- **What the exercise asks**
Would you write out the entries below, every one of them, exactly?

- **Provided information**
------------

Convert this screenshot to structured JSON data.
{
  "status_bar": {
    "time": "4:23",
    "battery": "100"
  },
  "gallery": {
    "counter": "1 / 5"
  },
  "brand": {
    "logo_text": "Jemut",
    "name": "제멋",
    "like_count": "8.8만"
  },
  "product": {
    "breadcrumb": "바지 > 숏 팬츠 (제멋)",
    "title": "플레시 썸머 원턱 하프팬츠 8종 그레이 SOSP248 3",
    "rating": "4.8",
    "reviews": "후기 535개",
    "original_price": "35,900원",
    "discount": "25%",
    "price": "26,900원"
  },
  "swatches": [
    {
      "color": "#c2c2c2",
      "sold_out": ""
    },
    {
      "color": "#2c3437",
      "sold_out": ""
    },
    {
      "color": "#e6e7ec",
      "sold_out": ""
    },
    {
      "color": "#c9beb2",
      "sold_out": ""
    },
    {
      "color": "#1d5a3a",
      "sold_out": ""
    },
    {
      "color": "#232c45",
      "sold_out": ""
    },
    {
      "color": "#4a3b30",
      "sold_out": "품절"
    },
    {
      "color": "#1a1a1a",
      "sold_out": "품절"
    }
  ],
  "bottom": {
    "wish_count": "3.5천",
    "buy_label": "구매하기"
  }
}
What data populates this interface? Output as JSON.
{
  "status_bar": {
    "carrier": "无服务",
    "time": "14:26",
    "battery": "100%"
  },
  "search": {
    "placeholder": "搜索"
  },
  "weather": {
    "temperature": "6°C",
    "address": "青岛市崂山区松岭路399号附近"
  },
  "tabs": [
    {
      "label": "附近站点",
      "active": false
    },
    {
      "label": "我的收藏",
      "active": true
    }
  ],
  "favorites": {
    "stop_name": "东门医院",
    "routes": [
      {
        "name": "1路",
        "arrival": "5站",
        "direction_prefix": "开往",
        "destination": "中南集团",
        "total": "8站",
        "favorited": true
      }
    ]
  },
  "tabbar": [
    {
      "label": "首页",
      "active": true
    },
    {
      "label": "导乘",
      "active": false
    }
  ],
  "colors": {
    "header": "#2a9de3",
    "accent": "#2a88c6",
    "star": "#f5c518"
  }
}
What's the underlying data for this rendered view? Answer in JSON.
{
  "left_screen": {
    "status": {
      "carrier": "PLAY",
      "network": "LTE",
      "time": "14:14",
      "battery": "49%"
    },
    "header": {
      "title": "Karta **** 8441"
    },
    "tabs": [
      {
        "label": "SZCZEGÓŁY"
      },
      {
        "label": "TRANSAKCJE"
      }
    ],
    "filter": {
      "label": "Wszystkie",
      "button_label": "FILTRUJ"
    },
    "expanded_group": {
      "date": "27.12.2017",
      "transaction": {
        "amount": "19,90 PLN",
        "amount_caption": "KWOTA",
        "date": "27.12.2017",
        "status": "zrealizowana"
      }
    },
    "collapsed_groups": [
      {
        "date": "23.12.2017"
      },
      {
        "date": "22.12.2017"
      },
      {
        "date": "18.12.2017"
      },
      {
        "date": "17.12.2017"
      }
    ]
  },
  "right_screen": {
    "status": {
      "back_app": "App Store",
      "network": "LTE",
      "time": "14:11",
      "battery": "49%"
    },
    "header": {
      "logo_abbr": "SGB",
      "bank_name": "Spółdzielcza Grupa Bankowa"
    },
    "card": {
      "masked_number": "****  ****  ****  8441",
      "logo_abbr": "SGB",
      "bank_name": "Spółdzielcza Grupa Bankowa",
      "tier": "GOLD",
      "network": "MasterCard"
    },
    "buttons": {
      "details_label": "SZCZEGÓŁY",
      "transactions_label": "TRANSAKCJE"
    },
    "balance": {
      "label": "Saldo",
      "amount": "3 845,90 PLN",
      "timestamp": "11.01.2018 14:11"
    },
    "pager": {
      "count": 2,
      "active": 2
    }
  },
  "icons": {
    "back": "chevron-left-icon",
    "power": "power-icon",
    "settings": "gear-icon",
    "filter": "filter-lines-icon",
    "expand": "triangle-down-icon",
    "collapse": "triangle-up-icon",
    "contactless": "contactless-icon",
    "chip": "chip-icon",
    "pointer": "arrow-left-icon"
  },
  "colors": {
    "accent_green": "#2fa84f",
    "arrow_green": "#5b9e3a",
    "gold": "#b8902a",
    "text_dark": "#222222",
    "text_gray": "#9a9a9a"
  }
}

------------

- **Answer to the task**
Convert this screenshot to structured JSON data.
{
  "status_bar": {
    "time": "4:23",
    "battery": "100"
  },
  "gallery": {
    "counter": "1 / 5"
  },
  "brand": {
    "logo_text": "Jemut",
    "name": "제멋",
    "like_count": "8.8만"
  },
  "product": {
    "breadcrumb": "바지 > 숏 팬츠 (제멋)",
    "title": "플레시 썸머 원턱 하프팬츠 8종 그레이 SOSP248 3",
    "rating": "4.8",
    "reviews": "후기 535개",
    "original_price": "35,900원",
    "discount": "25%",
    "price": "26,900원"
  },
  "swatches": [
    {
      "color": "#c2c2c2",
      "sold_out": ""
    },
    {
      "color": "#2c3437",
      "sold_out": ""
    },
    {
      "color": "#e6e7ec",
      "sold_out": ""
    },
    {
      "color": "#c9beb2",
      "sold_out": ""
    },
    {
      "color": "#1d5a3a",
      "sold_out": ""
    },
    {
      "color": "#232c45",
      "sold_out": ""
    },
    {
      "color": "#4a3b30",
      "sold_out": "품절"
    },
    {
      "color": "#1a1a1a",
      "sold_out": "품절"
    }
  ],
  "bottom": {
    "wish_count": "3.5천",
    "buy_label": "구매하기"
  }
}
What data populates this interface? Output as JSON.
{
  "status_bar": {
    "carrier": "无服务",
    "time": "14:26",
    "battery": "100%"
  },
  "search": {
    "placeholder": "搜索"
  },
  "weather": {
    "temperature": "6°C",
    "address": "青岛市崂山区松岭路399号附近"
  },
  "tabs": [
    {
      "label": "附近站点",
      "active": false
    },
    {
      "label": "我的收藏",
      "active": true
    }
  ],
  "favorites": {
    "stop_name": "东门医院",
    "routes": [
      {
        "name": "1路",
        "arrival": "5站",
        "direction_prefix": "开往",
        "destination": "中南集团",
        "total": "8站",
        "favorited": true
      }
    ]
  },
  "tabbar": [
    {
      "label": "首页",
      "active": true
    },
    {
      "label": "导乘",
      "active": false
    }
  ],
  "colors": {
    "header": "#2a9de3",
    "accent": "#2a88c6",
    "star": "#f5c518"
  }
}
What's the underlying data for this rendered view? Answer in JSON.
{
  "left_screen": {
    "status": {
      "carrier": "PLAY",
      "network": "LTE",
      "time": "14:14",
      "battery": "49%"
    },
    "header": {
      "title": "Karta **** 8441"
    },
    "tabs": [
      {
        "label": "SZCZEGÓŁY"
      },
      {
        "label": "TRANSAKCJE"
      }
    ],
    "filter": {
      "label": "Wszystkie",
      "button_label": "FILTRUJ"
    },
    "expanded_group": {
      "date": "27.12.2017",
      "transaction": {
        "amount": "19,90 PLN",
        "amount_caption": "KWOTA",
        "date": "27.12.2017",
        "status": "zrealizowana"
      }
    },
    "collapsed_groups": [
      {
        "date": "23.12.2017"
      },
      {
        "date": "22.12.2017"
      },
      {
        "date": "18.12.2017"
      },
      {
        "date": "17.12.2017"
      }
    ]
  },
  "right_screen": {
    "status": {
      "back_app": "App Store",
      "network": "LTE",
      "time": "14:11",
      "battery": "49%"
    },
    "header": {
      "logo_abbr": "SGB",
      "bank_name": "Spółdzielcza Grupa Bankowa"
    },
    "card": {
      "masked_number": "****  ****  ****  8441",
      "logo_abbr": "SGB",
      "bank_name": "Spółdzielcza Grupa Bankowa",
      "tier": "GOLD",
      "network": "MasterCard"
    },
    "buttons": {
      "details_label": "SZCZEGÓŁY",
      "transactions_label": "TRANSAKCJE"
    },
    "balance": {
      "label": "Saldo",
      "amount": "3 845,90 PLN",
      "timestamp": "11.01.2018 14:11"
    },
    "pager": {
      "count": 2,
      "active": 2
    }
  },
  "icons": {
    "back": "chevron-left-icon",
    "power": "power-icon",
    "settings": "gear-icon",
    "filter": "filter-lines-icon",
    "expand": "triangle-down-icon",
    "collapse": "triangle-up-icon",
    "contactless": "contactless-icon",
    "chip": "chip-icon",
    "pointer": "arrow-left-icon"
  },
  "colors": {
    "accent_green": "#2fa84f",
    "arrow_green": "#5b9e3a",
    "gold": "#b8902a",
    "text_dark": "#222222",
    "text_gray": "#9a9a9a"
  }
}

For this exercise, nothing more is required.